==== Material provided ====

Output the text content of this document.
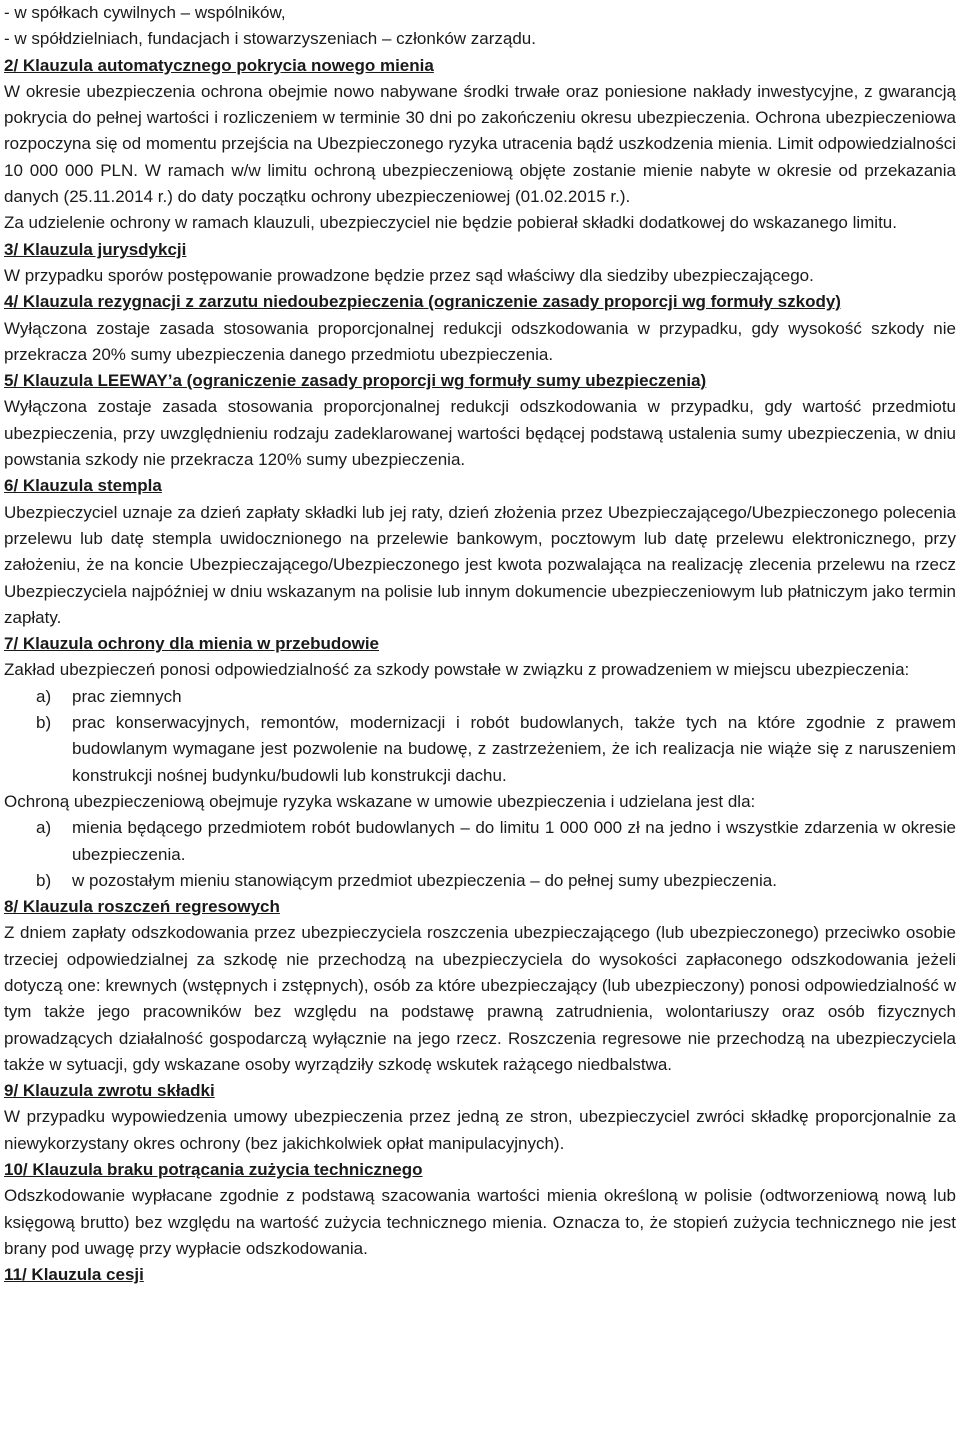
- w spółkach cywilnych – wspólników,

- w spółdzielniach, fundacjach i stowarzyszeniach – członków zarządu.

2/ Klauzula automatycznego pokrycia nowego mienia

W okresie ubezpieczenia ochrona obejmie nowo nabywane środki trwałe oraz poniesione nakłady inwestycyjne, z gwarancją pokrycia do pełnej wartości i rozliczeniem w terminie 30 dni po zakończeniu okresu ubezpieczenia. Ochrona ubezpieczeniowa rozpoczyna się od momentu przejścia na Ubezpieczonego ryzyka utracenia bądź uszkodzenia mienia. Limit odpowiedzialności 10 000 000 PLN. W ramach w/w limitu ochroną ubezpieczeniową objęte zostanie mienie nabyte w okresie od przekazania danych (25.11.2014 r.) do daty początku ochrony ubezpieczeniowej (01.02.2015 r.).

Za udzielenie ochrony w ramach klauzuli, ubezpieczyciel nie będzie pobierał składki dodatkowej do wskazanego limitu.

3/ Klauzula jurysdykcji

W przypadku sporów postępowanie prowadzone będzie przez sąd właściwy dla siedziby ubezpieczającego.

4/ Klauzula rezygnacji z zarzutu niedoubezpieczenia (ograniczenie zasady proporcji wg formuły szkody)

Wyłączona zostaje zasada stosowania proporcjonalnej redukcji odszkodowania w przypadku, gdy wysokość szkody nie przekracza 20% sumy ubezpieczenia danego przedmiotu ubezpieczenia.

5/ Klauzula LEEWAY’a (ograniczenie zasady proporcji wg formuły sumy ubezpieczenia)

Wyłączona zostaje zasada stosowania proporcjonalnej redukcji odszkodowania w przypadku, gdy wartość przedmiotu ubezpieczenia, przy uwzględnieniu rodzaju zadeklarowanej wartości będącej podstawą ustalenia sumy ubezpieczenia, w dniu powstania szkody nie przekracza 120% sumy ubezpieczenia.

6/ Klauzula stempla

Ubezpieczyciel uznaje za dzień zapłaty składki lub jej raty, dzień złożenia przez Ubezpieczającego/Ubezpieczonego polecenia przelewu lub datę stempla uwidocznionego na przelewie bankowym, pocztowym lub datę przelewu elektronicznego, przy założeniu, że na koncie Ubezpieczającego/Ubezpieczonego jest kwota pozwalająca na realizację zlecenia przelewu na rzecz Ubezpieczyciela najpóźniej w dniu wskazanym na polisie lub innym dokumencie ubezpieczeniowym lub płatniczym jako termin zapłaty.

7/ Klauzula ochrony dla mienia w przebudowie

Zakład ubezpieczeń ponosi odpowiedzialność za szkody powstałe w związku z prowadzeniem w miejscu ubezpieczenia:

a)	prac ziemnych
b)	prac konserwacyjnych, remontów, modernizacji i robót budowlanych, także tych na które zgodnie z prawem budowlanym wymagane jest pozwolenie na budowę, z zastrzeżeniem, że ich realizacja nie wiąże się z naruszeniem konstrukcji nośnej budynku/budowli lub konstrukcji dachu.

Ochroną ubezpieczeniową obejmuje ryzyka wskazane w umowie ubezpieczenia i udzielana jest dla:

a)	mienia będącego przedmiotem robót budowlanych – do limitu 1 000 000 zł na jedno i wszystkie zdarzenia w okresie ubezpieczenia.
b)	w pozostałym mieniu stanowiącym przedmiot ubezpieczenia – do pełnej sumy ubezpieczenia.

8/ Klauzula roszczeń regresowych

Z dniem zapłaty odszkodowania przez ubezpieczyciela roszczenia ubezpieczającego (lub ubezpieczonego) przeciwko osobie trzeciej odpowiedzialnej za szkodę nie przechodzą na ubezpieczyciela do wysokości zapłaconego odszkodowania jeżeli dotyczą one: krewnych (wstępnych i zstępnych), osób za które ubezpieczający (lub ubezpieczony) ponosi odpowiedzialność w tym także jego pracowników bez względu na podstawę prawną zatrudnienia, wolontariuszy oraz osób fizycznych prowadzących działalność gospodarczą wyłącznie na jego rzecz. Roszczenia regresowe nie przechodzą na ubezpieczyciela także w sytuacji, gdy wskazane osoby wyrządziły szkodę wskutek rażącego niedbalstwa.

9/ Klauzula zwrotu składki

W przypadku wypowiedzenia umowy ubezpieczenia przez jedną ze stron, ubezpieczyciel zwróci składkę proporcjonalnie za niewykorzystany okres ochrony (bez jakichkolwiek opłat manipulacyjnych).

10/ Klauzula braku potrącania zużycia technicznego

Odszkodowanie wypłacane zgodnie z podstawą szacowania wartości mienia określoną w polisie (odtworzeniową nową lub księgową brutto) bez względu na wartość zużycia technicznego mienia. Oznacza to, że stopień zużycia technicznego nie jest brany pod uwagę przy wypłacie odszkodowania.

11/ Klauzula cesji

====

Copy the data exactly. Any picture it contains is to be omitted.

**Correct response**.
Output the text content of this document.
- w spółkach cywilnych – wspólników,

- w spółdzielniach, fundacjach i stowarzyszeniach – członków zarządu.

2/ Klauzula automatycznego pokrycia nowego mienia

W okresie ubezpieczenia ochrona obejmie nowo nabywane środki trwałe oraz poniesione nakłady inwestycyjne, z gwarancją pokrycia do pełnej wartości i rozliczeniem w terminie 30 dni po zakończeniu okresu ubezpieczenia. Ochrona ubezpieczeniowa rozpoczyna się od momentu przejścia na Ubezpieczonego ryzyka utracenia bądź uszkodzenia mienia. Limit odpowiedzialności 10 000 000 PLN. W ramach w/w limitu ochroną ubezpieczeniową objęte zostanie mienie nabyte w okresie od przekazania danych (25.11.2014 r.) do daty początku ochrony ubezpieczeniowej (01.02.2015 r.).

Za udzielenie ochrony w ramach klauzuli, ubezpieczyciel nie będzie pobierał składki dodatkowej do wskazanego limitu.

3/ Klauzula jurysdykcji

W przypadku sporów postępowanie prowadzone będzie przez sąd właściwy dla siedziby ubezpieczającego.

4/ Klauzula rezygnacji z zarzutu niedoubezpieczenia (ograniczenie zasady proporcji wg formuły szkody)

Wyłączona zostaje zasada stosowania proporcjonalnej redukcji odszkodowania w przypadku, gdy wysokość szkody nie przekracza 20% sumy ubezpieczenia danego przedmiotu ubezpieczenia.

5/ Klauzula LEEWAY’a (ograniczenie zasady proporcji wg formuły sumy ubezpieczenia)

Wyłączona zostaje zasada stosowania proporcjonalnej redukcji odszkodowania w przypadku, gdy wartość przedmiotu ubezpieczenia, przy uwzględnieniu rodzaju zadeklarowanej wartości będącej podstawą ustalenia sumy ubezpieczenia, w dniu powstania szkody nie przekracza 120% sumy ubezpieczenia.

6/ Klauzula stempla

Ubezpieczyciel uznaje za dzień zapłaty składki lub jej raty, dzień złożenia przez Ubezpieczającego/Ubezpieczonego polecenia przelewu lub datę stempla uwidocznionego na przelewie bankowym, pocztowym lub datę przelewu elektronicznego, przy założeniu, że na koncie Ubezpieczającego/Ubezpieczonego jest kwota pozwalająca na realizację zlecenia przelewu na rzecz Ubezpieczyciela najpóźniej w dniu wskazanym na polisie lub innym dokumencie ubezpieczeniowym lub płatniczym jako termin zapłaty.

7/ Klauzula ochrony dla mienia w przebudowie

Zakład ubezpieczeń ponosi odpowiedzialność za szkody powstałe w związku z prowadzeniem w miejscu ubezpieczenia:

a)	prac ziemnych
b)	prac konserwacyjnych, remontów, modernizacji i robót budowlanych, także tych na które zgodnie z prawem budowlanym wymagane jest pozwolenie na budowę, z zastrzeżeniem, że ich realizacja nie wiąże się z naruszeniem konstrukcji nośnej budynku/budowli lub konstrukcji dachu.

Ochroną ubezpieczeniową obejmuje ryzyka wskazane w umowie ubezpieczenia i udzielana jest dla:

a)	mienia będącego przedmiotem robót budowlanych – do limitu 1 000 000 zł na jedno i wszystkie zdarzenia w okresie ubezpieczenia.
b)	w pozostałym mieniu stanowiącym przedmiot ubezpieczenia – do pełnej sumy ubezpieczenia.

8/ Klauzula roszczeń regresowych

Z dniem zapłaty odszkodowania przez ubezpieczyciela roszczenia ubezpieczającego (lub ubezpieczonego) przeciwko osobie trzeciej odpowiedzialnej za szkodę nie przechodzą na ubezpieczyciela do wysokości zapłaconego odszkodowania jeżeli dotyczą one: krewnych (wstępnych i zstępnych), osób za które ubezpieczający (lub ubezpieczony) ponosi odpowiedzialność w tym także jego pracowników bez względu na podstawę prawną zatrudnienia, wolontariuszy oraz osób fizycznych prowadzących działalność gospodarczą wyłącznie na jego rzecz. Roszczenia regresowe nie przechodzą na ubezpieczyciela także w sytuacji, gdy wskazane osoby wyrządziły szkodę wskutek rażącego niedbalstwa.

9/ Klauzula zwrotu składki

W przypadku wypowiedzenia umowy ubezpieczenia przez jedną ze stron, ubezpieczyciel zwróci składkę proporcjonalnie za niewykorzystany okres ochrony (bez jakichkolwiek opłat manipulacyjnych).

10/ Klauzula braku potrącania zużycia technicznego

Odszkodowanie wypłacane zgodnie z podstawą szacowania wartości mienia określoną w polisie (odtworzeniową nową lub księgową brutto) bez względu na wartość zużycia technicznego mienia. Oznacza to, że stopień zużycia technicznego nie jest brany pod uwagę przy wypłacie odszkodowania.

11/ Klauzula cesji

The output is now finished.